• Problem to solve: Reproduce this listing in full.

Dataset rows
+===+

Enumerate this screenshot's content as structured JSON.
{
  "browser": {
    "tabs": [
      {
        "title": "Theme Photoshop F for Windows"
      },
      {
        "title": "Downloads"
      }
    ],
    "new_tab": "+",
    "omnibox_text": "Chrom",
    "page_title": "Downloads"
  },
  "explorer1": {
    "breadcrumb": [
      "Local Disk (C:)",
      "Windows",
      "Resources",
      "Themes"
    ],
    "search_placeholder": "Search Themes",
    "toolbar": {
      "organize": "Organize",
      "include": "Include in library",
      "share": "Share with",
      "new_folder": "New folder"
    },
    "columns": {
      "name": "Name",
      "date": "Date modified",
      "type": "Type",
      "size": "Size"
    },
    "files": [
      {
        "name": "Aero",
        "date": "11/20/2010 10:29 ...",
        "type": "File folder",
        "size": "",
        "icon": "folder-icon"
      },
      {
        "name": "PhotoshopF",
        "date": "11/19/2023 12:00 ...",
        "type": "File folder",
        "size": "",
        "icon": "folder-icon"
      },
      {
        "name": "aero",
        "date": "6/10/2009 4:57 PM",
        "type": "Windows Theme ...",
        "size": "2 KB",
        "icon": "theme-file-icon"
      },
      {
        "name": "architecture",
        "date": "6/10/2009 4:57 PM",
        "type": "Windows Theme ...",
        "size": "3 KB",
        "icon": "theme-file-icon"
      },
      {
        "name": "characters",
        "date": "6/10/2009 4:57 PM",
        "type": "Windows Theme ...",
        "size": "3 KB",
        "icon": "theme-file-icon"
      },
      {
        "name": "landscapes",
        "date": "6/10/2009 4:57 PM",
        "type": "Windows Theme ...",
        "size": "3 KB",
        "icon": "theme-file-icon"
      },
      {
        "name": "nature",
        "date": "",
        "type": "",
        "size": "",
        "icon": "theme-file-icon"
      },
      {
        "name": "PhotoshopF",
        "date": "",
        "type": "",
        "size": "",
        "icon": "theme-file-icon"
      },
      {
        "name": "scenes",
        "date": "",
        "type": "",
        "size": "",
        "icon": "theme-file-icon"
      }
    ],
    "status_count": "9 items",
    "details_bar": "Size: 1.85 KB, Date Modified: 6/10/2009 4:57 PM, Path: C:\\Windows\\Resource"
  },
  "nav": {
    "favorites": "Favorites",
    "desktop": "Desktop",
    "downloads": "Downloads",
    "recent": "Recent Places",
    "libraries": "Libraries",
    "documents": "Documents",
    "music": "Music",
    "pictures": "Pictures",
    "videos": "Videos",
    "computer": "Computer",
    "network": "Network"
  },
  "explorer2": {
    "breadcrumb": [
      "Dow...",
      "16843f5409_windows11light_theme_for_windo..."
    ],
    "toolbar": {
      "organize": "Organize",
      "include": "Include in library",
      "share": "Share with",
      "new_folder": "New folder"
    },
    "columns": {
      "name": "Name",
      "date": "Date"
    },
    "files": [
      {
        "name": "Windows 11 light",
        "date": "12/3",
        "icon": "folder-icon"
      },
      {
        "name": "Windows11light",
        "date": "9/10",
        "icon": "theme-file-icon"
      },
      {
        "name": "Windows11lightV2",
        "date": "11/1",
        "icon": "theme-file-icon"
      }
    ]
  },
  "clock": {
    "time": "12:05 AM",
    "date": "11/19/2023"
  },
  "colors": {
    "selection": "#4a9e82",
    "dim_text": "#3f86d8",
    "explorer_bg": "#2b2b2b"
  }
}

+===+

• The output:
Enumerate this screenshot's content as structured JSON.
{
  "browser": {
    "tabs": [
      {
        "title": "Theme Photoshop F for Windows"
      },
      {
        "title": "Downloads"
      }
    ],
    "new_tab": "+",
    "omnibox_text": "Chrom",
    "page_title": "Downloads"
  },
  "explorer1": {
    "breadcrumb": [
      "Local Disk (C:)",
      "Windows",
      "Resources",
      "Themes"
    ],
    "search_placeholder": "Search Themes",
    "toolbar": {
      "organize": "Organize",
      "include": "Include in library",
      "share": "Share with",
      "new_folder": "New folder"
    },
    "columns": {
      "name": "Name",
      "date": "Date modified",
      "type": "Type",
      "size": "Size"
    },
    "files": [
      {
        "name": "Aero",
        "date": "11/20/2010 10:29 ...",
        "type": "File folder",
        "size": "",
        "icon": "folder-icon"
      },
      {
        "name": "PhotoshopF",
        "date": "11/19/2023 12:00 ...",
        "type": "File folder",
        "size": "",
        "icon": "folder-icon"
      },
      {
        "name": "aero",
        "date": "6/10/2009 4:57 PM",
        "type": "Windows Theme ...",
        "size": "2 KB",
        "icon": "theme-file-icon"
      },
      {
        "name": "architecture",
        "date": "6/10/2009 4:57 PM",
        "type": "Windows Theme ...",
        "size": "3 KB",
        "icon": "theme-file-icon"
      },
      {
        "name": "characters",
        "date": "6/10/2009 4:57 PM",
        "type": "Windows Theme ...",
        "size": "3 KB",
        "icon": "theme-file-icon"
      },
      {
        "name": "landscapes",
        "date": "6/10/2009 4:57 PM",
        "type": "Windows Theme ...",
        "size": "3 KB",
        "icon": "theme-file-icon"
      },
      {
        "name": "nature",
        "date": "",
        "type": "",
        "size": "",
        "icon": "theme-file-icon"
      },
      {
        "name": "PhotoshopF",
        "date": "",
        "type": "",
        "size": "",
        "icon": "theme-file-icon"
      },
      {
        "name": "scenes",
        "date": "",
        "type": "",
        "size": "",
        "icon": "theme-file-icon"
      }
    ],
    "status_count": "9 items",
    "details_bar": "Size: 1.85 KB, Date Modified: 6/10/2009 4:57 PM, Path: C:\\Windows\\Resource"
  },
  "nav": {
    "favorites": "Favorites",
    "desktop": "Desktop",
    "downloads": "Downloads",
    "recent": "Recent Places",
    "libraries": "Libraries",
    "documents": "Documents",
    "music": "Music",
    "pictures": "Pictures",
    "videos": "Videos",
    "computer": "Computer",
    "network": "Network"
  },
  "explorer2": {
    "breadcrumb": [
      "Dow...",
      "16843f5409_windows11light_theme_for_windo..."
    ],
    "toolbar": {
      "organize": "Organize",
      "include": "Include in library",
      "share": "Share with",
      "new_folder": "New folder"
    },
    "columns": {
      "name": "Name",
      "date": "Date"
    },
    "files": [
      {
        "name": "Windows 11 light",
        "date": "12/3",
        "icon": "folder-icon"
      },
      {
        "name": "Windows11light",
        "date": "9/10",
        "icon": "theme-file-icon"
      },
      {
        "name": "Windows11lightV2",
        "date": "11/1",
        "icon": "theme-file-icon"
      }
    ]
  },
  "clock": {
    "time": "12:05 AM",
    "date": "11/19/2023"
  },
  "colors": {
    "selection": "#4a9e82",
    "dim_text": "#3f86d8",
    "explorer_bg": "#2b2b2b"
  }
}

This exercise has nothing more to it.